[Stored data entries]
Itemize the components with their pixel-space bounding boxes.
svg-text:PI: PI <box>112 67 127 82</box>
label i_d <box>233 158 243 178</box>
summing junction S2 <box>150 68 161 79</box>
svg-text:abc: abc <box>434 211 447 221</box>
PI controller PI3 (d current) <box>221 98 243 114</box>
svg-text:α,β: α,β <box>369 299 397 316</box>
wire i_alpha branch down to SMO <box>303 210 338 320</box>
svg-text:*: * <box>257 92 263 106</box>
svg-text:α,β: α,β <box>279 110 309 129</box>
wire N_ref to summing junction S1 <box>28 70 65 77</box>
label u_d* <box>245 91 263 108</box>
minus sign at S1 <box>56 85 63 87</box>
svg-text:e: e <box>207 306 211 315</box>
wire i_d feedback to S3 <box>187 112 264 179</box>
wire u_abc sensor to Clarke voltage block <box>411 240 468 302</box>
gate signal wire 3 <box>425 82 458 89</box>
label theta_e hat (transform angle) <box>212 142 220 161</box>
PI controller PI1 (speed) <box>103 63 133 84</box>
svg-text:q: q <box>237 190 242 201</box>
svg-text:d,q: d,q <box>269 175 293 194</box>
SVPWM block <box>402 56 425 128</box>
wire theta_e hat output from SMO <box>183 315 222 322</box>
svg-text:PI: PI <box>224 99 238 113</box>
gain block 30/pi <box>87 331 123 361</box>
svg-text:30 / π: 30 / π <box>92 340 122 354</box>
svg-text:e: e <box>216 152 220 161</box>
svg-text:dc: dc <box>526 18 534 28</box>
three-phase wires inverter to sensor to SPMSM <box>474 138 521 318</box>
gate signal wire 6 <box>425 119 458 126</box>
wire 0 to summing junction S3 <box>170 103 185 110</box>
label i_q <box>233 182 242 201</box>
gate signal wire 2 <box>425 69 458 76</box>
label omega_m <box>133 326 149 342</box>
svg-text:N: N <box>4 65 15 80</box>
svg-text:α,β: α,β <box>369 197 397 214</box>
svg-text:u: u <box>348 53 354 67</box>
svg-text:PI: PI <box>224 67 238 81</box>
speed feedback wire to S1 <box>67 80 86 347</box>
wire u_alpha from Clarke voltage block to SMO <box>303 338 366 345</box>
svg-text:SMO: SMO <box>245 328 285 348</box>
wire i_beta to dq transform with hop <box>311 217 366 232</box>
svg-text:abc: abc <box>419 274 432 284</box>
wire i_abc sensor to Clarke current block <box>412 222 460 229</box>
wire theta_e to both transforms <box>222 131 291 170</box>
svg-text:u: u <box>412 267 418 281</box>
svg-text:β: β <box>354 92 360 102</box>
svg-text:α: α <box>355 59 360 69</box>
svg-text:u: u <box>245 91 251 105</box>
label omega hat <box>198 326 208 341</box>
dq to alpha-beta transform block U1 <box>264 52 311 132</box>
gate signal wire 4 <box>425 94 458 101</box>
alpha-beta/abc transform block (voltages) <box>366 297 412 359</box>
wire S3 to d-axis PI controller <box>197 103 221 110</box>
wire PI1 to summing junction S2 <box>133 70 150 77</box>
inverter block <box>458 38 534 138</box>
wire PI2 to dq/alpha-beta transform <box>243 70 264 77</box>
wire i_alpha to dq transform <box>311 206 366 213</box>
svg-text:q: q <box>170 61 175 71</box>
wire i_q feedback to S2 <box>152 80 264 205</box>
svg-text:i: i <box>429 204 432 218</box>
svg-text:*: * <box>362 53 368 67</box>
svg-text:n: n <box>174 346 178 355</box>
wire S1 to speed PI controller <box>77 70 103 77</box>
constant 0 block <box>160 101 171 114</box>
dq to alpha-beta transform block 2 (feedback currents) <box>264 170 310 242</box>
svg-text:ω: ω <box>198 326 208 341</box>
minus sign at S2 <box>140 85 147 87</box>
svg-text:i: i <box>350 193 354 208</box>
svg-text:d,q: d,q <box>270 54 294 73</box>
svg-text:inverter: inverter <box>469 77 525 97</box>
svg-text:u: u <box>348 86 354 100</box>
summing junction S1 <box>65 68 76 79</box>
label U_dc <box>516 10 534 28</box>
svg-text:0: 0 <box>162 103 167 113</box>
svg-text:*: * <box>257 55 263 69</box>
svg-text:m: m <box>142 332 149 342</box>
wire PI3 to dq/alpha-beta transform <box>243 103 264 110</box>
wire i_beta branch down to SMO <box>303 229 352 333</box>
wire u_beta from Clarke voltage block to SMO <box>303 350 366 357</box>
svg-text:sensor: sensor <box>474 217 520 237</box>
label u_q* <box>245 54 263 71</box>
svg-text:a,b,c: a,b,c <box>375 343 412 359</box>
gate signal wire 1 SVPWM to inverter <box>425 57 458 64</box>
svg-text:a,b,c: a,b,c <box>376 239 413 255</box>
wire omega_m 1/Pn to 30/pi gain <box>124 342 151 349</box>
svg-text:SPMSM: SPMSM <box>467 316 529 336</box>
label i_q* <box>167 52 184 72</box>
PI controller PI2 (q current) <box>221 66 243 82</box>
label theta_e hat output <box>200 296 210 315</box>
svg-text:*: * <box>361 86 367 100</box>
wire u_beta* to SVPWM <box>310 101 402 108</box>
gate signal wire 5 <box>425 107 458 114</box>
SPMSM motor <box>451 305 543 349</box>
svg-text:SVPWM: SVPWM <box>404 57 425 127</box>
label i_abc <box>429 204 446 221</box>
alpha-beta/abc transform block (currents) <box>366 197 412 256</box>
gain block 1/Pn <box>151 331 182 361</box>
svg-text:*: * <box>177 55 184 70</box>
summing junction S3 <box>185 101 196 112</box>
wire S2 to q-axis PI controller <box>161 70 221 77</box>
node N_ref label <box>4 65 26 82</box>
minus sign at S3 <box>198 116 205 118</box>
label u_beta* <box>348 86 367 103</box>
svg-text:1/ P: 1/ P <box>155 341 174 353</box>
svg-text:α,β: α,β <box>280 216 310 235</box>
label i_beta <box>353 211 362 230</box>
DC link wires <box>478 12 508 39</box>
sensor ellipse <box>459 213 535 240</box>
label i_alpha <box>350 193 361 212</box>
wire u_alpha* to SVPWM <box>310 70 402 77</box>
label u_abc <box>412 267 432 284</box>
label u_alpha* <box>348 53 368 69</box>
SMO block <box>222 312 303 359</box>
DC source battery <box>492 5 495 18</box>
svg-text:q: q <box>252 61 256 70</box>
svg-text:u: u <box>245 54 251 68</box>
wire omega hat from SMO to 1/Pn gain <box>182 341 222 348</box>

#### [Prompt]
Rewrite all of these lines with "gate signal wire" changed to "gate drive wire" wherever it occurs, leaving everything else untouched.

#### [Expected answer]
Itemize the components with their pixel-space bounding boxes.
svg-text:PI: PI <box>112 67 127 82</box>
label i_d <box>233 158 243 178</box>
summing junction S2 <box>150 68 161 79</box>
svg-text:abc: abc <box>434 211 447 221</box>
PI controller PI3 (d current) <box>221 98 243 114</box>
svg-text:α,β: α,β <box>369 299 397 316</box>
wire i_alpha branch down to SMO <box>303 210 338 320</box>
svg-text:*: * <box>257 92 263 106</box>
svg-text:α,β: α,β <box>279 110 309 129</box>
wire N_ref to summing junction S1 <box>28 70 65 77</box>
label u_d* <box>245 91 263 108</box>
minus sign at S1 <box>56 85 63 87</box>
svg-text:e: e <box>207 306 211 315</box>
wire i_d feedback to S3 <box>187 112 264 179</box>
wire u_abc sensor to Clarke voltage block <box>411 240 468 302</box>
gate drive wire 3 <box>425 82 458 89</box>
label theta_e hat (transform angle) <box>212 142 220 161</box>
PI controller PI1 (speed) <box>103 63 133 84</box>
svg-text:q: q <box>237 190 242 201</box>
svg-text:d,q: d,q <box>269 175 293 194</box>
SVPWM block <box>402 56 425 128</box>
wire theta_e hat output from SMO <box>183 315 222 322</box>
svg-text:PI: PI <box>224 99 238 113</box>
gain block 30/pi <box>87 331 123 361</box>
svg-text:30 / π: 30 / π <box>92 340 122 354</box>
svg-text:e: e <box>216 152 220 161</box>
svg-text:dc: dc <box>526 18 534 28</box>
three-phase wires inverter to sensor to SPMSM <box>474 138 521 318</box>
gate drive wire 6 <box>425 119 458 126</box>
wire 0 to summing junction S3 <box>170 103 185 110</box>
label i_q <box>233 182 242 201</box>
gate drive wire 2 <box>425 69 458 76</box>
label omega_m <box>133 326 149 342</box>
svg-text:N: N <box>4 65 15 80</box>
svg-text:α,β: α,β <box>369 197 397 214</box>
svg-text:u: u <box>348 53 354 67</box>
svg-text:PI: PI <box>224 67 238 81</box>
speed feedback wire to S1 <box>67 80 86 347</box>
wire u_alpha from Clarke voltage block to SMO <box>303 338 366 345</box>
svg-text:SMO: SMO <box>245 328 285 348</box>
wire i_beta to dq transform with hop <box>311 217 366 232</box>
svg-text:abc: abc <box>419 274 432 284</box>
wire i_abc sensor to Clarke current block <box>412 222 460 229</box>
wire theta_e to both transforms <box>222 131 291 170</box>
svg-text:u: u <box>412 267 418 281</box>
svg-text:β: β <box>354 92 360 102</box>
svg-text:α: α <box>355 59 360 69</box>
svg-text:u: u <box>245 91 251 105</box>
label omega hat <box>198 326 208 341</box>
dq to alpha-beta transform block U1 <box>264 52 311 132</box>
gate drive wire 4 <box>425 94 458 101</box>
alpha-beta/abc transform block (voltages) <box>366 297 412 359</box>
wire S3 to d-axis PI controller <box>197 103 221 110</box>
wire PI1 to summing junction S2 <box>133 70 150 77</box>
inverter block <box>458 38 534 138</box>
wire PI2 to dq/alpha-beta transform <box>243 70 264 77</box>
wire i_alpha to dq transform <box>311 206 366 213</box>
svg-text:q: q <box>170 61 175 71</box>
wire i_q feedback to S2 <box>152 80 264 205</box>
svg-text:i: i <box>429 204 432 218</box>
svg-text:*: * <box>362 53 368 67</box>
svg-text:n: n <box>174 346 178 355</box>
wire S1 to speed PI controller <box>77 70 103 77</box>
constant 0 block <box>160 101 171 114</box>
dq to alpha-beta transform block 2 (feedback currents) <box>264 170 310 242</box>
svg-text:ω: ω <box>198 326 208 341</box>
minus sign at S2 <box>140 85 147 87</box>
svg-text:i: i <box>350 193 354 208</box>
svg-text:d,q: d,q <box>270 54 294 73</box>
svg-text:inverter: inverter <box>469 77 525 97</box>
svg-text:u: u <box>348 86 354 100</box>
summing junction S1 <box>65 68 76 79</box>
label U_dc <box>516 10 534 28</box>
svg-text:0: 0 <box>162 103 167 113</box>
svg-text:*: * <box>257 55 263 69</box>
svg-text:m: m <box>142 332 149 342</box>
wire PI3 to dq/alpha-beta transform <box>243 103 264 110</box>
wire i_beta branch down to SMO <box>303 229 352 333</box>
wire u_beta from Clarke voltage block to SMO <box>303 350 366 357</box>
svg-text:sensor: sensor <box>474 217 520 237</box>
label u_q* <box>245 54 263 71</box>
svg-text:a,b,c: a,b,c <box>375 343 412 359</box>
gate drive wire 1 SVPWM to inverter <box>425 57 458 64</box>
svg-text:a,b,c: a,b,c <box>376 239 413 255</box>
wire omega_m 1/Pn to 30/pi gain <box>124 342 151 349</box>
svg-text:SPMSM: SPMSM <box>467 316 529 336</box>
label i_q* <box>167 52 184 72</box>
PI controller PI2 (q current) <box>221 66 243 82</box>
label theta_e hat output <box>200 296 210 315</box>
svg-text:*: * <box>361 86 367 100</box>
wire u_beta* to SVPWM <box>310 101 402 108</box>
gate drive wire 5 <box>425 107 458 114</box>
SPMSM motor <box>451 305 543 349</box>
svg-text:SVPWM: SVPWM <box>404 57 425 127</box>
label i_abc <box>429 204 446 221</box>
alpha-beta/abc transform block (currents) <box>366 197 412 256</box>
gain block 1/Pn <box>151 331 182 361</box>
svg-text:*: * <box>177 55 184 70</box>
summing junction S3 <box>185 101 196 112</box>
wire S2 to q-axis PI controller <box>161 70 221 77</box>
node N_ref label <box>4 65 26 82</box>
minus sign at S3 <box>198 116 205 118</box>
label u_beta* <box>348 86 367 103</box>
svg-text:1/ P: 1/ P <box>155 341 174 353</box>
svg-text:α,β: α,β <box>280 216 310 235</box>
label i_beta <box>353 211 362 230</box>
DC link wires <box>478 12 508 39</box>
sensor ellipse <box>459 213 535 240</box>
label i_alpha <box>350 193 361 212</box>
wire u_alpha* to SVPWM <box>310 70 402 77</box>
label u_abc <box>412 267 432 284</box>
label u_alpha* <box>348 53 368 69</box>
SMO block <box>222 312 303 359</box>
DC source battery <box>492 5 495 18</box>
svg-text:q: q <box>252 61 256 70</box>
svg-text:u: u <box>245 54 251 68</box>
wire omega hat from SMO to 1/Pn gain <box>182 341 222 348</box>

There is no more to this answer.